Data records
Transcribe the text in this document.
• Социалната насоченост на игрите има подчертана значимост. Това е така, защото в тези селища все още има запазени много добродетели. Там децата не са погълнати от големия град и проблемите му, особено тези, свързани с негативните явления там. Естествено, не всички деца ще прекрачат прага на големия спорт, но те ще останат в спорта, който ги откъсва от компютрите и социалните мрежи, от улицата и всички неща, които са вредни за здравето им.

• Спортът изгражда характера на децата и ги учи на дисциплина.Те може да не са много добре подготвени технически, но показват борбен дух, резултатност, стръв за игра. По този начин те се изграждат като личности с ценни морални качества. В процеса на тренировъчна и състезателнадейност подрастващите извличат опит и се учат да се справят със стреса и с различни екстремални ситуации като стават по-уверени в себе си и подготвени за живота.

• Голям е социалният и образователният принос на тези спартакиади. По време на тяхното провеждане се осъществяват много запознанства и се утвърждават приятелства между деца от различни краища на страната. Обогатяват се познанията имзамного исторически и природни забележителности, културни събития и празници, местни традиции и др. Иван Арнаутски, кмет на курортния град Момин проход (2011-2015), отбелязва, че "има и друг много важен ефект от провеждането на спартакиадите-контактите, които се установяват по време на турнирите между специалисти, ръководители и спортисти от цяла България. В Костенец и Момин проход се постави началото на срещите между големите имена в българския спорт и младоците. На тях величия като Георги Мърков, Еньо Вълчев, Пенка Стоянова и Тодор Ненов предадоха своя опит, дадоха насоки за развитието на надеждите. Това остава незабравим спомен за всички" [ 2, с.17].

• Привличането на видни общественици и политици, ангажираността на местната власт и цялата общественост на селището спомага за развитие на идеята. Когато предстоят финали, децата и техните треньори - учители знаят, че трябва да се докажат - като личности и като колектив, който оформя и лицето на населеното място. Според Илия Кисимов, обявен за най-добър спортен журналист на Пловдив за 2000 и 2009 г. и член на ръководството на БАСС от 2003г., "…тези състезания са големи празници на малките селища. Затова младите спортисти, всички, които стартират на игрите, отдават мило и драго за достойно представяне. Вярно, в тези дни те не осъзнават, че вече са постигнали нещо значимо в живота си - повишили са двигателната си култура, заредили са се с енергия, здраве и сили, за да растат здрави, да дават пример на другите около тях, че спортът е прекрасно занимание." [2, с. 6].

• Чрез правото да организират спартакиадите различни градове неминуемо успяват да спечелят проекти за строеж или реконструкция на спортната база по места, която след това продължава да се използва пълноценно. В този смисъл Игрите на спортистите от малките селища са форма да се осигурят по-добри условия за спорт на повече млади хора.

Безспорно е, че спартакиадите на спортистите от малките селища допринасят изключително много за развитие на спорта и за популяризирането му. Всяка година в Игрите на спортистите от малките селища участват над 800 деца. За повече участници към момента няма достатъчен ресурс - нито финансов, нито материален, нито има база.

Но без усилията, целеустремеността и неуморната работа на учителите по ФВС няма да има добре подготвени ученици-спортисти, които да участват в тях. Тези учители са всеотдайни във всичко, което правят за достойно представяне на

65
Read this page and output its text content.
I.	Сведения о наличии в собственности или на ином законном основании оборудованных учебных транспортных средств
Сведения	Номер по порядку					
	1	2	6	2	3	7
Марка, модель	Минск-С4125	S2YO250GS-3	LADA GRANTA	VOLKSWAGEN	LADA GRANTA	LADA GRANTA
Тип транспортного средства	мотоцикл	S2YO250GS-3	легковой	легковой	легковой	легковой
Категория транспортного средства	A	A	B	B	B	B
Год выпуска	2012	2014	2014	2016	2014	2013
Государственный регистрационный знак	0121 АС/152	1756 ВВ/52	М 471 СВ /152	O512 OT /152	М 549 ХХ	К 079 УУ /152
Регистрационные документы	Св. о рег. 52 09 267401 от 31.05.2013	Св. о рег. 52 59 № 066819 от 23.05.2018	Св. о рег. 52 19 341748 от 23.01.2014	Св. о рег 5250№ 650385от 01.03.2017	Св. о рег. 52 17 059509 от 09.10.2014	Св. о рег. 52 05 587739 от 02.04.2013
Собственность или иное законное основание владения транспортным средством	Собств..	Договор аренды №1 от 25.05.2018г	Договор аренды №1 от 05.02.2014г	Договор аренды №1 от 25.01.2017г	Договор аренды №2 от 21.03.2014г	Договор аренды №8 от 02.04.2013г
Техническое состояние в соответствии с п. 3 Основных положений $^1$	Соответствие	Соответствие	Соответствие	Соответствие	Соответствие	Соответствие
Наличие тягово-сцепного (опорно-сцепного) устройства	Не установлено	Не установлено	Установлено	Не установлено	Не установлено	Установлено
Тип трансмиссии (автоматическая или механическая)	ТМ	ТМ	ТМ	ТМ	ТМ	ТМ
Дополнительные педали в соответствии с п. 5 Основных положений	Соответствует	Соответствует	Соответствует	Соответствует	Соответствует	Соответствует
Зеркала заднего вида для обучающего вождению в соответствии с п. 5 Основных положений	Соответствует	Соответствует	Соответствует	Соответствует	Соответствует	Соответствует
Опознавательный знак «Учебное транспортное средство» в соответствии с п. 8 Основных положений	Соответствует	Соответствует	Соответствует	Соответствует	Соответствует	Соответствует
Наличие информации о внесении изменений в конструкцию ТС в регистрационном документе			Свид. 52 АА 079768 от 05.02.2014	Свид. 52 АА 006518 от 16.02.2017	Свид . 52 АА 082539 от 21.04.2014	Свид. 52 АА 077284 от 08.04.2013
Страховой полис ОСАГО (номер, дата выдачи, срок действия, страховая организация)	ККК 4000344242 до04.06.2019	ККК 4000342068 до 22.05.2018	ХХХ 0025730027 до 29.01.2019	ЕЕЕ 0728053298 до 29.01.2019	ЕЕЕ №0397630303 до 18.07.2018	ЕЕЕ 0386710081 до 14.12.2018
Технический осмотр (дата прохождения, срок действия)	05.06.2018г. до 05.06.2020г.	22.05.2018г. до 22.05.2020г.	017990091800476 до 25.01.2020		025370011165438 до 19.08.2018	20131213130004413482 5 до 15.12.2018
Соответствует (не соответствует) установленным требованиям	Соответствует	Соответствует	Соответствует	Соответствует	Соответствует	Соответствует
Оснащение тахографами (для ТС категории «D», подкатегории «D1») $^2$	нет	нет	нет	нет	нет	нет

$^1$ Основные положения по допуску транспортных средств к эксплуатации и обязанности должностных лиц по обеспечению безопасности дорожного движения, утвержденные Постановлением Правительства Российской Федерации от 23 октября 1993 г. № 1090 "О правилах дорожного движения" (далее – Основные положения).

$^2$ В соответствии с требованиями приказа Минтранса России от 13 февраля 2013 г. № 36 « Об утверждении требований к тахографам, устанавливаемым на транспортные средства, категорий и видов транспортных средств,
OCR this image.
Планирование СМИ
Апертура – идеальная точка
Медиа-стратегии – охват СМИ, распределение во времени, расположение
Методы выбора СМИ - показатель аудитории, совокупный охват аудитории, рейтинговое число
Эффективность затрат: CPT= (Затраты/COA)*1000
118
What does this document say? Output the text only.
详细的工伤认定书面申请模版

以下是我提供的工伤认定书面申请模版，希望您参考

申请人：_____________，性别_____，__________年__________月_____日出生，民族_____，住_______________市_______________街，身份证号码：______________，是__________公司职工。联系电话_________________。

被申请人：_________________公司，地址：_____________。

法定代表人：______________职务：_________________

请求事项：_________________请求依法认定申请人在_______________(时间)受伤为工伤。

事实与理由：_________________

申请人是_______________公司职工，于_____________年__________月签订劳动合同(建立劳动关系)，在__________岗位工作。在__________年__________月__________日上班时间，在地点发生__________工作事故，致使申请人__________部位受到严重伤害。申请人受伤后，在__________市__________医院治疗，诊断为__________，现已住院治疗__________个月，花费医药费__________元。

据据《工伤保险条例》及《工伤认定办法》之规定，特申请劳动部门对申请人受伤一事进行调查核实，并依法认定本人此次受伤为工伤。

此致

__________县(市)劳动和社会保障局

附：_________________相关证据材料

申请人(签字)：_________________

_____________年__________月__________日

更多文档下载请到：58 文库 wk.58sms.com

EXERCISE PROMPT
Give back exactly the lines that run from the line with "What does this" through the close of the material, counting both ends, and nothing more.

SOLUTION TO THE PROBLEM
What does this document say? Output the text only.
详细的工伤认定书面申请模版

以下是我提供的工伤认定书面申请模版，希望您参考

申请人：_____________，性别_____，__________年__________月_____日出生，民族_____，住_______________市_______________街，身份证号码：______________，是__________公司职工。联系电话_________________。

被申请人：_________________公司，地址：_____________。

法定代表人：______________职务：_________________

请求事项：_________________请求依法认定申请人在_______________(时间)受伤为工伤。

事实与理由：_________________

申请人是_______________公司职工，于_____________年__________月签订劳动合同(建立劳动关系)，在__________岗位工作。在__________年__________月__________日上班时间，在地点发生__________工作事故，致使申请人__________部位受到严重伤害。申请人受伤后，在__________市__________医院治疗，诊断为__________，现已住院治疗__________个月，花费医药费__________元。

据据《工伤保险条例》及《工伤认定办法》之规定，特申请劳动部门对申请人受伤一事进行调查核实，并依法认定本人此次受伤为工伤。

此致

__________县(市)劳动和社会保障局

附：_________________相关证据材料

申请人(签字)：_________________

_____________年__________月__________日

更多文档下载请到：58 文库 wk.58sms.com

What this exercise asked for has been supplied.